Required work
Consider the data that follows and state how many lines contain the string "JSON", using the number alone.

......

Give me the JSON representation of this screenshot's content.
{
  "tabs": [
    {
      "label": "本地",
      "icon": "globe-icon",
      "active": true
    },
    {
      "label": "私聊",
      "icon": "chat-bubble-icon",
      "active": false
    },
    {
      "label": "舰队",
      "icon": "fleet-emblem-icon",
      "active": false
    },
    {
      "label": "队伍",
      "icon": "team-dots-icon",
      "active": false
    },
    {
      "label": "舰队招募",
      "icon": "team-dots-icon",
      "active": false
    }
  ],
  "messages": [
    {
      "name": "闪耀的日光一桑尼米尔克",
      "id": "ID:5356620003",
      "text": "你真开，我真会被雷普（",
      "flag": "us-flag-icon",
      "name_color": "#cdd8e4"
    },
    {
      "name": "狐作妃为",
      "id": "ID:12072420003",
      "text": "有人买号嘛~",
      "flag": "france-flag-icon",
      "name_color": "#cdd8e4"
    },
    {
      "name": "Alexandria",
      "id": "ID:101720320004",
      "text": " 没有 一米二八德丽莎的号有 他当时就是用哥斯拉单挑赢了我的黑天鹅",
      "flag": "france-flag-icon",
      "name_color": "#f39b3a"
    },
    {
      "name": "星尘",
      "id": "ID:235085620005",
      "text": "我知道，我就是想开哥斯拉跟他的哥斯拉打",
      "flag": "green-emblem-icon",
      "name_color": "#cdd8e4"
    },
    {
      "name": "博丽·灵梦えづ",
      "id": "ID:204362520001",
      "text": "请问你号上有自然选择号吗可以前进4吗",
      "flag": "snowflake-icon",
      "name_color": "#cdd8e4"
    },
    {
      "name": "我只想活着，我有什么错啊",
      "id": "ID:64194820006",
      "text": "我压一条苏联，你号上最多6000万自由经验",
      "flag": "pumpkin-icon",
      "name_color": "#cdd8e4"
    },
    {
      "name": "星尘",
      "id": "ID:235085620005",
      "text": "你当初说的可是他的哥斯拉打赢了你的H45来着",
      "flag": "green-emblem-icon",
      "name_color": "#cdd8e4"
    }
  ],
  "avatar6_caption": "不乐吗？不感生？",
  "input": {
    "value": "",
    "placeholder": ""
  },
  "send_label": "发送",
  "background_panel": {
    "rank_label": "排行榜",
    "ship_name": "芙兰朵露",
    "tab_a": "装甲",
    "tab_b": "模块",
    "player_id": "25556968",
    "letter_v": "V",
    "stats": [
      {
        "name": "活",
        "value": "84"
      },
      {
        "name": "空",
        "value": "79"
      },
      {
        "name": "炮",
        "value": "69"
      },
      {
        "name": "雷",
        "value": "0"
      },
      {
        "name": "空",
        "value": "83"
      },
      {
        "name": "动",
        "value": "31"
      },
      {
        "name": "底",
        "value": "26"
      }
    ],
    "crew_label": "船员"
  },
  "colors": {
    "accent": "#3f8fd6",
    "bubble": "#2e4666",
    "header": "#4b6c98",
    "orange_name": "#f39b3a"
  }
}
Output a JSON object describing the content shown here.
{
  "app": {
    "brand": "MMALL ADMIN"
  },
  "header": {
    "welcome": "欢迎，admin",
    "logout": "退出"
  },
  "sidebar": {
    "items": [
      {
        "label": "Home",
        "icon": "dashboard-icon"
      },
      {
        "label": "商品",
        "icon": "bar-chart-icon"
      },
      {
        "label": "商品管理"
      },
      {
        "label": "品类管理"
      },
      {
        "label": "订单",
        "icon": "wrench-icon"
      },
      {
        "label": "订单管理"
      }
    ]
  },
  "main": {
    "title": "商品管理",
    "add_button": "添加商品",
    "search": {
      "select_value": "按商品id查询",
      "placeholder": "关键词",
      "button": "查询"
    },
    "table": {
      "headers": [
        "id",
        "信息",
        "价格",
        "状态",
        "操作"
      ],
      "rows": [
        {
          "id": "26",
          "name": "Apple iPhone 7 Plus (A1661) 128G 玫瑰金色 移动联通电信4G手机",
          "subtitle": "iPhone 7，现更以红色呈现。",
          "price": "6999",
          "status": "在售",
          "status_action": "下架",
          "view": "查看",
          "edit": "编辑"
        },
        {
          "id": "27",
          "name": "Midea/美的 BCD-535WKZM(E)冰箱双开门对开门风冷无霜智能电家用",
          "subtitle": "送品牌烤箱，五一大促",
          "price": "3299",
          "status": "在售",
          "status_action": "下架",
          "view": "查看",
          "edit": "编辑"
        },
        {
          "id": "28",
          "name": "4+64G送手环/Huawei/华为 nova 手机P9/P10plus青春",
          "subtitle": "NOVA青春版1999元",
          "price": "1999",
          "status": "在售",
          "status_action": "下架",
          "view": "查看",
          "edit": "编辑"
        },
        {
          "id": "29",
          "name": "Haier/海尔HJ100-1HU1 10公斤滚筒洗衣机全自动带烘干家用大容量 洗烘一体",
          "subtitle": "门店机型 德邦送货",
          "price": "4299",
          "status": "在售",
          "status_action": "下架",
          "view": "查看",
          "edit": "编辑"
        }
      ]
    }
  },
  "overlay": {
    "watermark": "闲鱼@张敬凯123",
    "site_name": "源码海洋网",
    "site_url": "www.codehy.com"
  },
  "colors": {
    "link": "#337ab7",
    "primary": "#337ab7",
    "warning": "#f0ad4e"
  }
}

......

Full answer
2